**Short problem**
Which lines contain the word "Completion"? Return each of them as written.
+ + + +
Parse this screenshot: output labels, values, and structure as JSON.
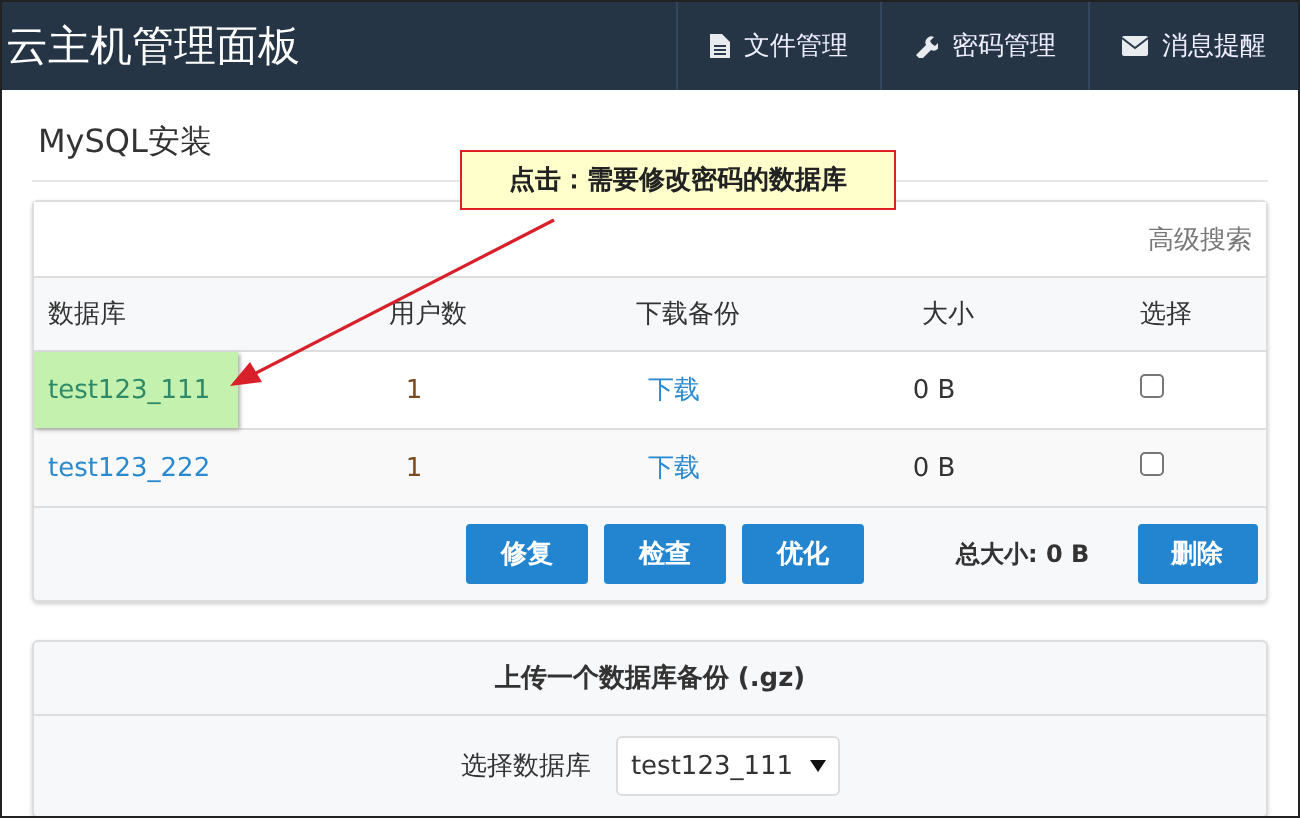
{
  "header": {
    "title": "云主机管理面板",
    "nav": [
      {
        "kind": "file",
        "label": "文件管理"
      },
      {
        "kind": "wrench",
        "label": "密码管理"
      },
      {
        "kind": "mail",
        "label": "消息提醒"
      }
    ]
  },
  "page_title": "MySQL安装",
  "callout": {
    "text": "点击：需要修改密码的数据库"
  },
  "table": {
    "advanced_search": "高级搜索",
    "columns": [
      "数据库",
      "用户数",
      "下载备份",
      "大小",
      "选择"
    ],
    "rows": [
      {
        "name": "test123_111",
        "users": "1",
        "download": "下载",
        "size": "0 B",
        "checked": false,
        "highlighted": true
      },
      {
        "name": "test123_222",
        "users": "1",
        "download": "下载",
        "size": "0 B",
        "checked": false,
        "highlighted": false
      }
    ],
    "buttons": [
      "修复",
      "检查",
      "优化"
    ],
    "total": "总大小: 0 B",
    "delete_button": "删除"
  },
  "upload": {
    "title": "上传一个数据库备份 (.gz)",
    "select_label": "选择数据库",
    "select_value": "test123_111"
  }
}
+ + + +
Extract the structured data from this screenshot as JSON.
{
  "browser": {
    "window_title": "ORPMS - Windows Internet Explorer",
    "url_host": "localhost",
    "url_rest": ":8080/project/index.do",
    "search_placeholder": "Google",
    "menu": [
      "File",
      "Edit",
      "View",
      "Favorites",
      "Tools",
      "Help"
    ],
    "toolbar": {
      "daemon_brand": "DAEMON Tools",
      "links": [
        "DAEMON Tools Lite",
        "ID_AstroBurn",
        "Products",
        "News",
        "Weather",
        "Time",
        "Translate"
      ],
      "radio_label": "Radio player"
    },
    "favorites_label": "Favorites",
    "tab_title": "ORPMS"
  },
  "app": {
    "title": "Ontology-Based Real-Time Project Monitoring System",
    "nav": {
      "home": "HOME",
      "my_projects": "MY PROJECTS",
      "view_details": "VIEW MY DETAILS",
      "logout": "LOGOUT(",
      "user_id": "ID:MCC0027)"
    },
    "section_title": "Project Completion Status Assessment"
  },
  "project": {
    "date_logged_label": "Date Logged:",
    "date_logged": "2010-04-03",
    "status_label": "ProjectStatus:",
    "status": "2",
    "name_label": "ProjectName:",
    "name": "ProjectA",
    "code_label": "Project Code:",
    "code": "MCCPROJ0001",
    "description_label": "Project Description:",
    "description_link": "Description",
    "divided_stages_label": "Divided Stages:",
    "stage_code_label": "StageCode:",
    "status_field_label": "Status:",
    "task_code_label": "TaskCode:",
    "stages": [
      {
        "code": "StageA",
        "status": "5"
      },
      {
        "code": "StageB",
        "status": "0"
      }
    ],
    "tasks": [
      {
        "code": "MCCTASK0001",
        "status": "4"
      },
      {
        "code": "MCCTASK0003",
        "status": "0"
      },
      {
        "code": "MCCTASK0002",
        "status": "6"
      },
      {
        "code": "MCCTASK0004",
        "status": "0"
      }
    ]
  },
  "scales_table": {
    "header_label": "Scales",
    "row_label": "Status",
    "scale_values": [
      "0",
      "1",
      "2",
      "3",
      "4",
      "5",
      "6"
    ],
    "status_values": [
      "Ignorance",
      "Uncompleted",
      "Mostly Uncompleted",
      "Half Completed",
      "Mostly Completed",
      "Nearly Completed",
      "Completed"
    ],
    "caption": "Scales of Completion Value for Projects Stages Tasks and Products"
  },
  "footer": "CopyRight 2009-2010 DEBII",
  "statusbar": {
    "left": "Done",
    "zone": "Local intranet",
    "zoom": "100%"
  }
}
+ + + +
**Answer to the task**
    "section_title": "Project Completion Status Assessment"
    "caption": "Scales of Completion Value for Projects Stages Tasks and Products"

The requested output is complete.